* **GIVEN TASK**
Exclude images, then output the remaining data verbatim.

+ + + +

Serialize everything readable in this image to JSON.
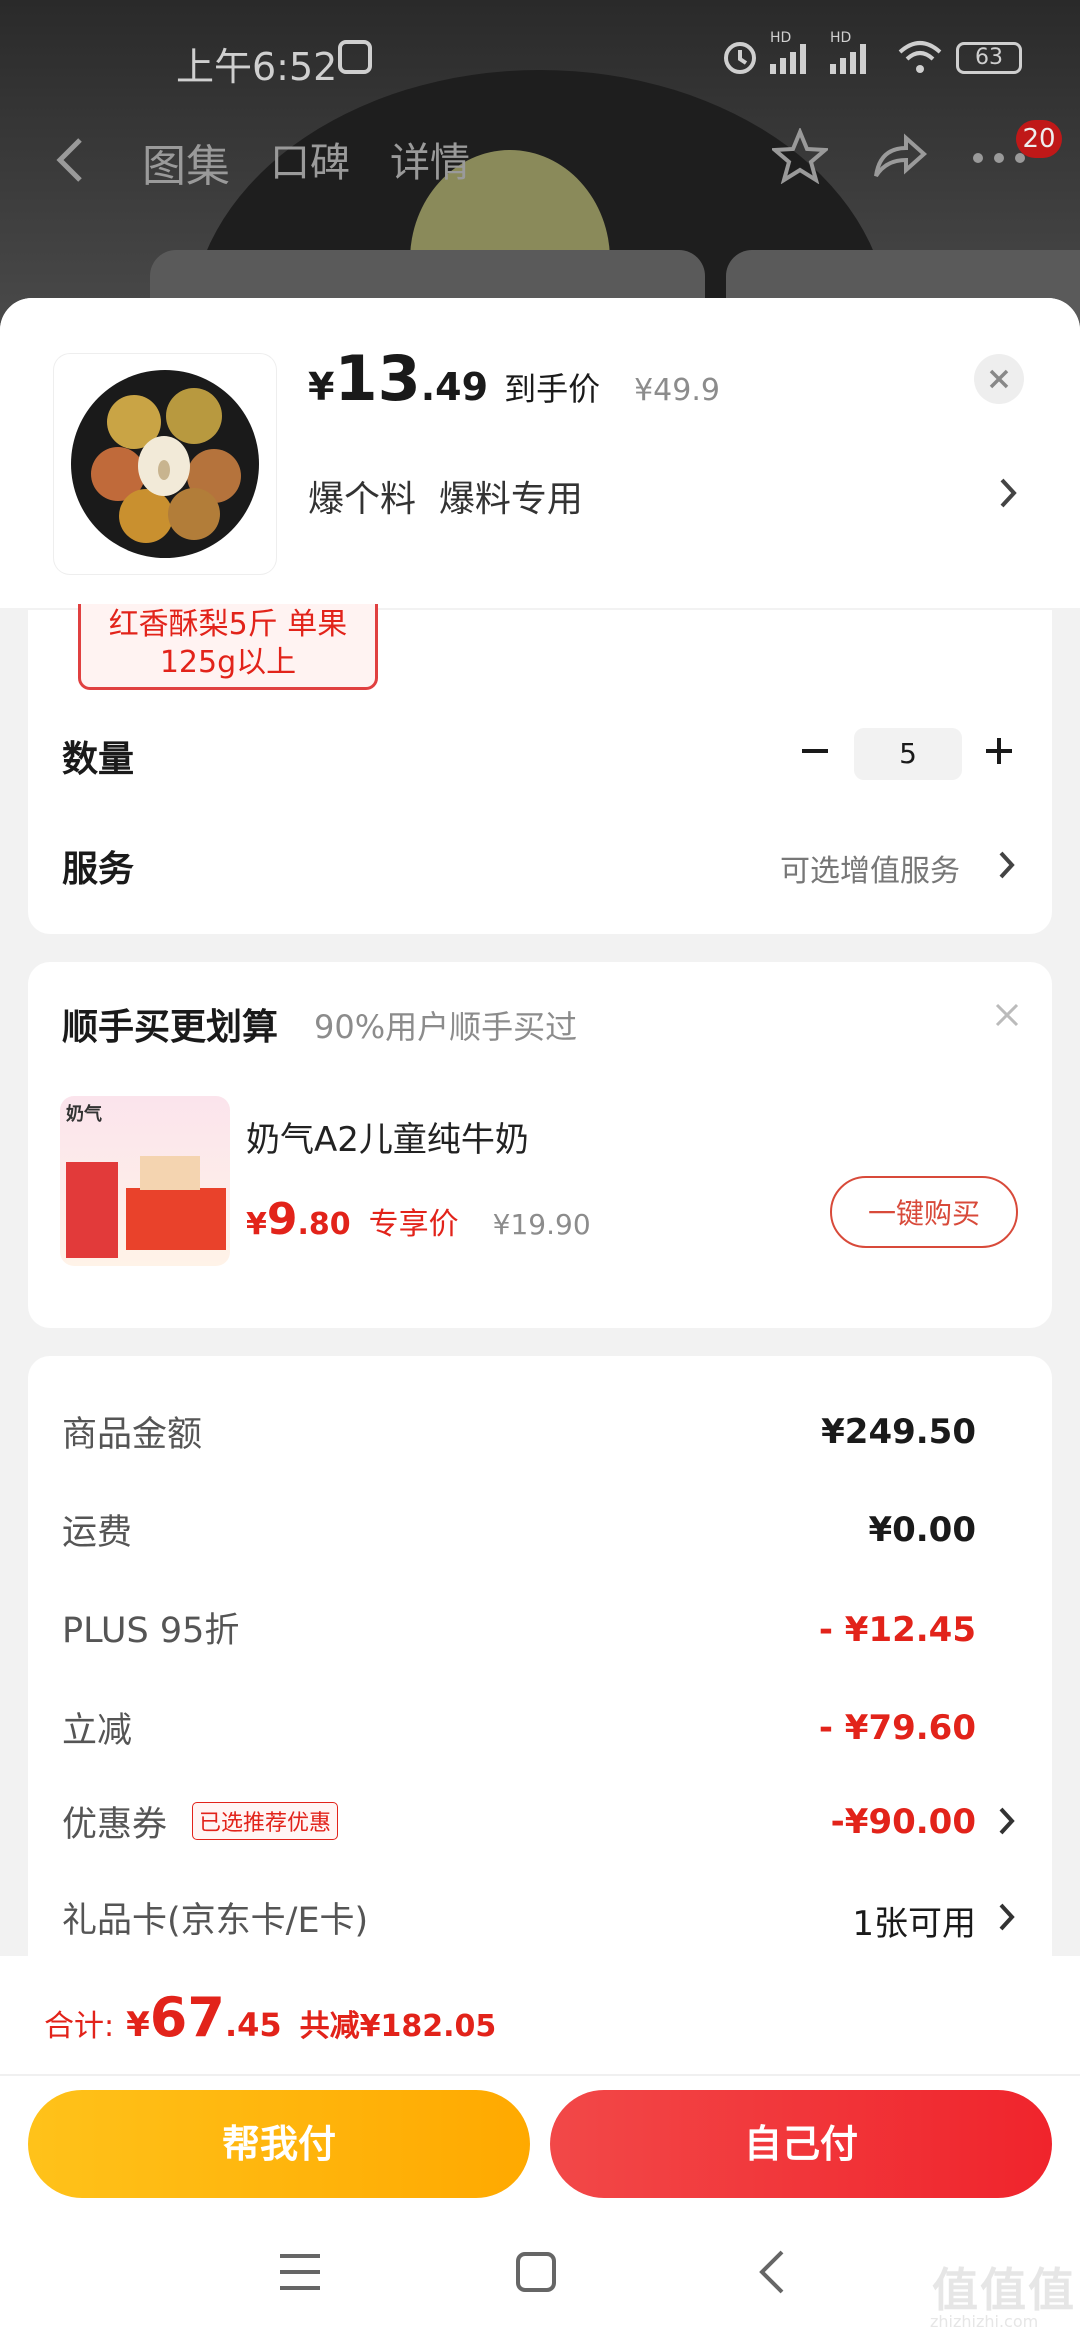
{
  "status_bar": {
    "time": "上午6:52",
    "battery": "63",
    "signal1_label": "HD",
    "signal2_label": "HD"
  },
  "nav": {
    "tabs": [
      "图集",
      "口碑",
      "详情"
    ],
    "cart_badge": "20"
  },
  "product": {
    "price_symbol": "¥",
    "price_int": "13",
    "price_dec": ".49",
    "price_label": "到手价",
    "original_price": "¥49.9",
    "selected_spec": "爆个料  爆料专用",
    "spec_chip": "红香酥梨5斤 单果125g以上",
    "quantity_label": "数量",
    "quantity": "5",
    "service_label": "服务",
    "service_hint": "可选增值服务"
  },
  "addon": {
    "title": "顺手买更划算",
    "subtitle": "90%用户顺手买过",
    "item_name": "奶气A2儿童纯牛奶",
    "price_symbol": "¥",
    "price_int": "9",
    "price_dec": ".80",
    "price_label": "专享价",
    "original_price": "¥19.90",
    "buy_button": "一键购买",
    "thumb_brand": "奶气"
  },
  "summary": {
    "rows": [
      {
        "label": "商品金额",
        "value": "¥249.50"
      },
      {
        "label": "运费",
        "value": "¥0.00"
      },
      {
        "label": "PLUS 95折",
        "value": "- ¥12.45"
      },
      {
        "label": "立减",
        "value": "- ¥79.60"
      },
      {
        "label": "优惠券",
        "tag": "已选推荐优惠",
        "value": "-¥90.00"
      },
      {
        "label": "礼品卡(京东卡/E卡)",
        "value": "1张可用"
      }
    ]
  },
  "footer": {
    "total_label": "合计:",
    "total_symbol": "¥",
    "total_int": "67",
    "total_dec": ".45",
    "savings": "共减¥182.05",
    "help_pay": "帮我付",
    "self_pay": "自己付"
  },
  "watermark": {
    "text": "值值值",
    "url": "zhizhizhi.com"
  },
  "colors": {
    "accent_red": "#e2231a",
    "button_yellow": "#ffb400",
    "button_red": "#f23030"
  }
}
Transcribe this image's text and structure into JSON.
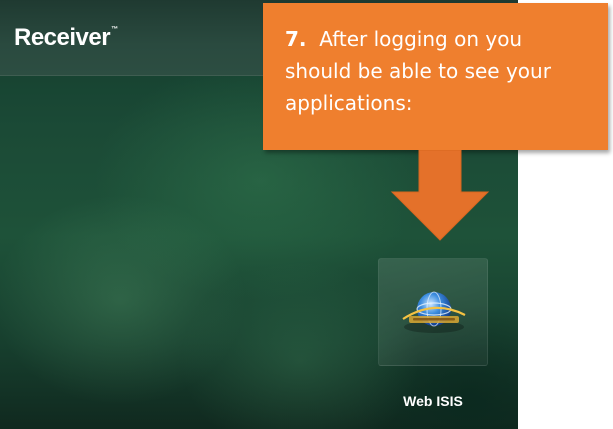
{
  "receiver": {
    "title": "Receiver",
    "trademark": "™"
  },
  "applications": [
    {
      "label": "Web ISIS",
      "icon": "web-isis-globe-icon"
    }
  ],
  "callout": {
    "number": "7.",
    "text": "After logging on you should be able to see your applications:"
  },
  "colors": {
    "callout_orange": "#ef7f2e",
    "arrow_orange": "#e4712a",
    "screen_green": "#1e5239",
    "header_green": "#2a4a3f"
  }
}
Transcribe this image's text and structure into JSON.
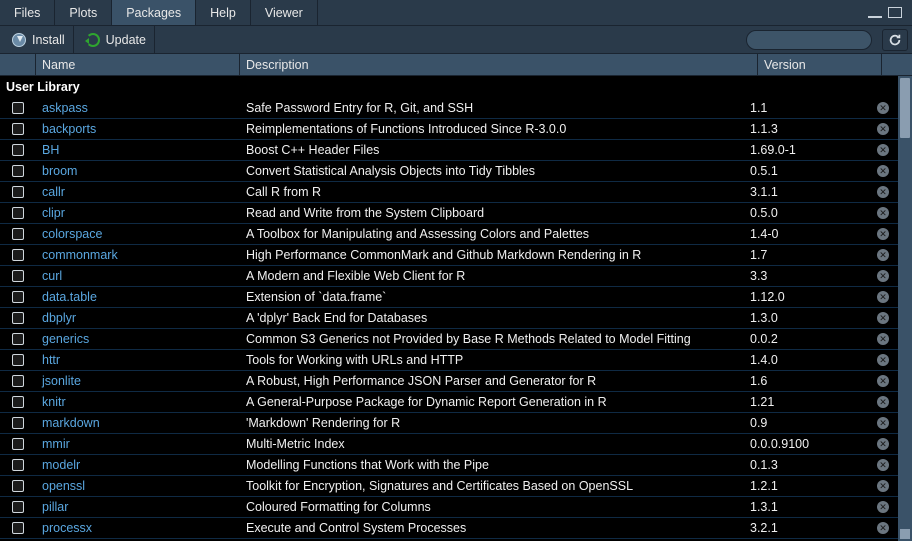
{
  "tabs": [
    {
      "label": "Files",
      "active": false
    },
    {
      "label": "Plots",
      "active": false
    },
    {
      "label": "Packages",
      "active": true
    },
    {
      "label": "Help",
      "active": false
    },
    {
      "label": "Viewer",
      "active": false
    }
  ],
  "toolbar": {
    "install_label": "Install",
    "update_label": "Update",
    "search_placeholder": ""
  },
  "columns": {
    "name": "Name",
    "description": "Description",
    "version": "Version"
  },
  "section_title": "User Library",
  "packages": [
    {
      "name": "askpass",
      "desc": "Safe Password Entry for R, Git, and SSH",
      "version": "1.1"
    },
    {
      "name": "backports",
      "desc": "Reimplementations of Functions Introduced Since R-3.0.0",
      "version": "1.1.3"
    },
    {
      "name": "BH",
      "desc": "Boost C++ Header Files",
      "version": "1.69.0-1"
    },
    {
      "name": "broom",
      "desc": "Convert Statistical Analysis Objects into Tidy Tibbles",
      "version": "0.5.1"
    },
    {
      "name": "callr",
      "desc": "Call R from R",
      "version": "3.1.1"
    },
    {
      "name": "clipr",
      "desc": "Read and Write from the System Clipboard",
      "version": "0.5.0"
    },
    {
      "name": "colorspace",
      "desc": "A Toolbox for Manipulating and Assessing Colors and Palettes",
      "version": "1.4-0"
    },
    {
      "name": "commonmark",
      "desc": "High Performance CommonMark and Github Markdown Rendering in R",
      "version": "1.7"
    },
    {
      "name": "curl",
      "desc": "A Modern and Flexible Web Client for R",
      "version": "3.3"
    },
    {
      "name": "data.table",
      "desc": "Extension of `data.frame`",
      "version": "1.12.0"
    },
    {
      "name": "dbplyr",
      "desc": "A 'dplyr' Back End for Databases",
      "version": "1.3.0"
    },
    {
      "name": "generics",
      "desc": "Common S3 Generics not Provided by Base R Methods Related to Model Fitting",
      "version": "0.0.2"
    },
    {
      "name": "httr",
      "desc": "Tools for Working with URLs and HTTP",
      "version": "1.4.0"
    },
    {
      "name": "jsonlite",
      "desc": "A Robust, High Performance JSON Parser and Generator for R",
      "version": "1.6"
    },
    {
      "name": "knitr",
      "desc": "A General-Purpose Package for Dynamic Report Generation in R",
      "version": "1.21"
    },
    {
      "name": "markdown",
      "desc": "'Markdown' Rendering for R",
      "version": "0.9"
    },
    {
      "name": "mmir",
      "desc": "Multi-Metric Index",
      "version": "0.0.0.9100"
    },
    {
      "name": "modelr",
      "desc": "Modelling Functions that Work with the Pipe",
      "version": "0.1.3"
    },
    {
      "name": "openssl",
      "desc": "Toolkit for Encryption, Signatures and Certificates Based on OpenSSL",
      "version": "1.2.1"
    },
    {
      "name": "pillar",
      "desc": "Coloured Formatting for Columns",
      "version": "1.3.1"
    },
    {
      "name": "processx",
      "desc": "Execute and Control System Processes",
      "version": "3.2.1"
    }
  ]
}
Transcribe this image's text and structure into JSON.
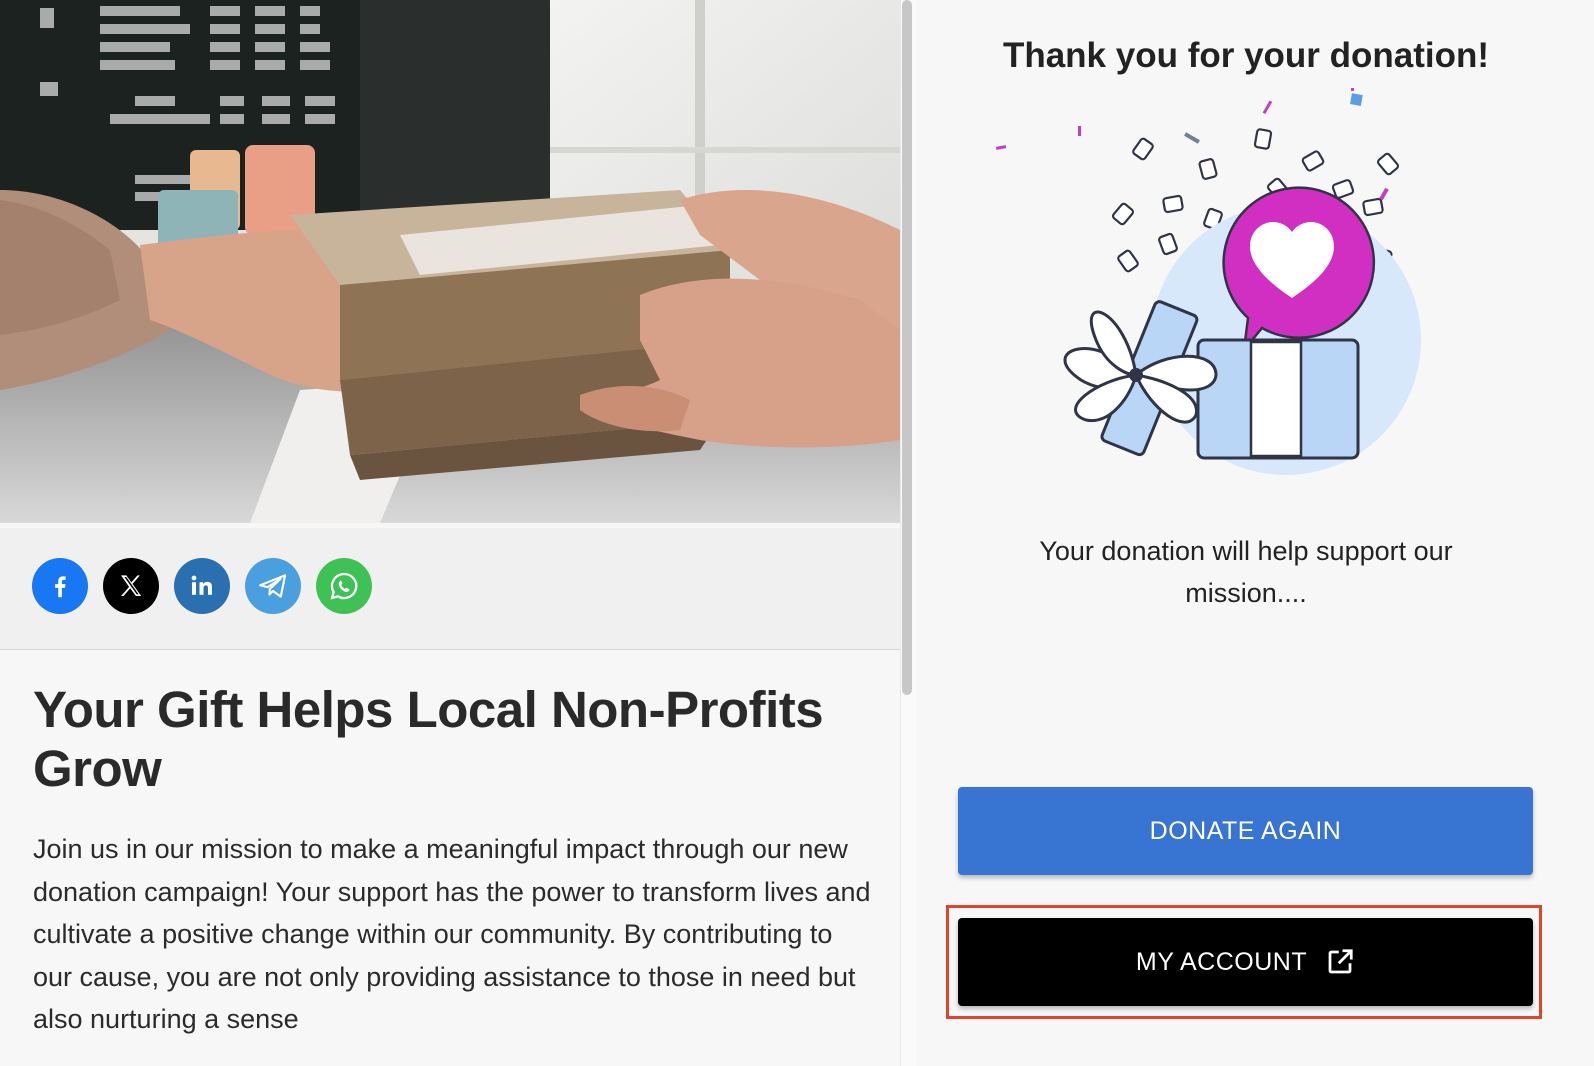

+ + + +

* **OUTPUT**
Serialize everything readable in this image to JSON.
{
  "status_bar": {
    "time": "上午6:52",
    "battery": "63",
    "signal1_label": "HD",
    "signal2_label": "HD"
  },
  "nav": {
    "tabs": [
      "图集",
      "口碑",
      "详情"
    ],
    "cart_badge": "20"
  },
  "product": {
    "price_symbol": "¥",
    "price_int": "13",
    "price_dec": ".49",
    "price_label": "到手价",
    "original_price": "¥49.9",
    "selected_spec": "爆个料  爆料专用",
    "spec_chip": "红香酥梨5斤 单果125g以上",
    "quantity_label": "数量",
    "quantity": "5",
    "service_label": "服务",
    "service_hint": "可选增值服务"
  },
  "addon": {
    "title": "顺手买更划算",
    "subtitle": "90%用户顺手买过",
    "item_name": "奶气A2儿童纯牛奶",
    "price_symbol": "¥",
    "price_int": "9",
    "price_dec": ".80",
    "price_label": "专享价",
    "original_price": "¥19.90",
    "buy_button": "一键购买",
    "thumb_brand": "奶气"
  },
  "summary": {
    "rows": [
      {
        "label": "商品金额",
        "value": "¥249.50"
      },
      {
        "label": "运费",
        "value": "¥0.00"
      },
      {
        "label": "PLUS 95折",
        "value": "- ¥12.45"
      },
      {
        "label": "立减",
        "value": "- ¥79.60"
      },
      {
        "label": "优惠券",
        "tag": "已选推荐优惠",
        "value": "-¥90.00"
      },
      {
        "label": "礼品卡(京东卡/E卡)",
        "value": "1张可用"
      }
    ]
  },
  "footer": {
    "total_label": "合计:",
    "total_symbol": "¥",
    "total_int": "67",
    "total_dec": ".45",
    "savings": "共减¥182.05",
    "help_pay": "帮我付",
    "self_pay": "自己付"
  },
  "watermark": {
    "text": "值值值",
    "url": "zhizhizhi.com"
  },
  "colors": {
    "accent_red": "#e2231a",
    "button_yellow": "#ffb400",
    "button_red": "#f23030"
  }
}
Transcribe this image's text and structure into JSON.
{
  "receiver": {
    "title": "Receiver",
    "trademark": "™"
  },
  "applications": [
    {
      "label": "Web ISIS",
      "icon": "web-isis-globe-icon"
    }
  ],
  "callout": {
    "number": "7.",
    "text": "After logging on you should be able to see your applications:"
  },
  "colors": {
    "callout_orange": "#ef7f2e",
    "arrow_orange": "#e4712a",
    "screen_green": "#1e5239",
    "header_green": "#2a4a3f"
  }
}
Transcribe this image's text and structure into JSON.
{
  "tabs": [
    {
      "label": "Files",
      "active": false
    },
    {
      "label": "Plots",
      "active": false
    },
    {
      "label": "Packages",
      "active": true
    },
    {
      "label": "Help",
      "active": false
    },
    {
      "label": "Viewer",
      "active": false
    }
  ],
  "toolbar": {
    "install_label": "Install",
    "update_label": "Update",
    "search_placeholder": ""
  },
  "columns": {
    "name": "Name",
    "description": "Description",
    "version": "Version"
  },
  "section_title": "User Library",
  "packages": [
    {
      "name": "askpass",
      "desc": "Safe Password Entry for R, Git, and SSH",
      "version": "1.1"
    },
    {
      "name": "backports",
      "desc": "Reimplementations of Functions Introduced Since R-3.0.0",
      "version": "1.1.3"
    },
    {
      "name": "BH",
      "desc": "Boost C++ Header Files",
      "version": "1.69.0-1"
    },
    {
      "name": "broom",
      "desc": "Convert Statistical Analysis Objects into Tidy Tibbles",
      "version": "0.5.1"
    },
    {
      "name": "callr",
      "desc": "Call R from R",
      "version": "3.1.1"
    },
    {
      "name": "clipr",
      "desc": "Read and Write from the System Clipboard",
      "version": "0.5.0"
    },
    {
      "name": "colorspace",
      "desc": "A Toolbox for Manipulating and Assessing Colors and Palettes",
      "version": "1.4-0"
    },
    {
      "name": "commonmark",
      "desc": "High Performance CommonMark and Github Markdown Rendering in R",
      "version": "1.7"
    },
    {
      "name": "curl",
      "desc": "A Modern and Flexible Web Client for R",
      "version": "3.3"
    },
    {
      "name": "data.table",
      "desc": "Extension of `data.frame`",
      "version": "1.12.0"
    },
    {
      "name": "dbplyr",
      "desc": "A 'dplyr' Back End for Databases",
      "version": "1.3.0"
    },
    {
      "name": "generics",
      "desc": "Common S3 Generics not Provided by Base R Methods Related to Model Fitting",
      "version": "0.0.2"
    },
    {
      "name": "httr",
      "desc": "Tools for Working with URLs and HTTP",
      "version": "1.4.0"
    },
    {
      "name": "jsonlite",
      "desc": "A Robust, High Performance JSON Parser and Generator for R",
      "version": "1.6"
    },
    {
      "name": "knitr",
      "desc": "A General-Purpose Package for Dynamic Report Generation in R",
      "version": "1.21"
    },
    {
      "name": "markdown",
      "desc": "'Markdown' Rendering for R",
      "version": "0.9"
    },
    {
      "name": "mmir",
      "desc": "Multi-Metric Index",
      "version": "0.0.0.9100"
    },
    {
      "name": "modelr",
      "desc": "Modelling Functions that Work with the Pipe",
      "version": "0.1.3"
    },
    {
      "name": "openssl",
      "desc": "Toolkit for Encryption, Signatures and Certificates Based on OpenSSL",
      "version": "1.2.1"
    },
    {
      "name": "pillar",
      "desc": "Coloured Formatting for Columns",
      "version": "1.3.1"
    },
    {
      "name": "processx",
      "desc": "Execute and Control System Processes",
      "version": "3.2.1"
    }
  ]
}
Transcribe this image's text and structure into JSON.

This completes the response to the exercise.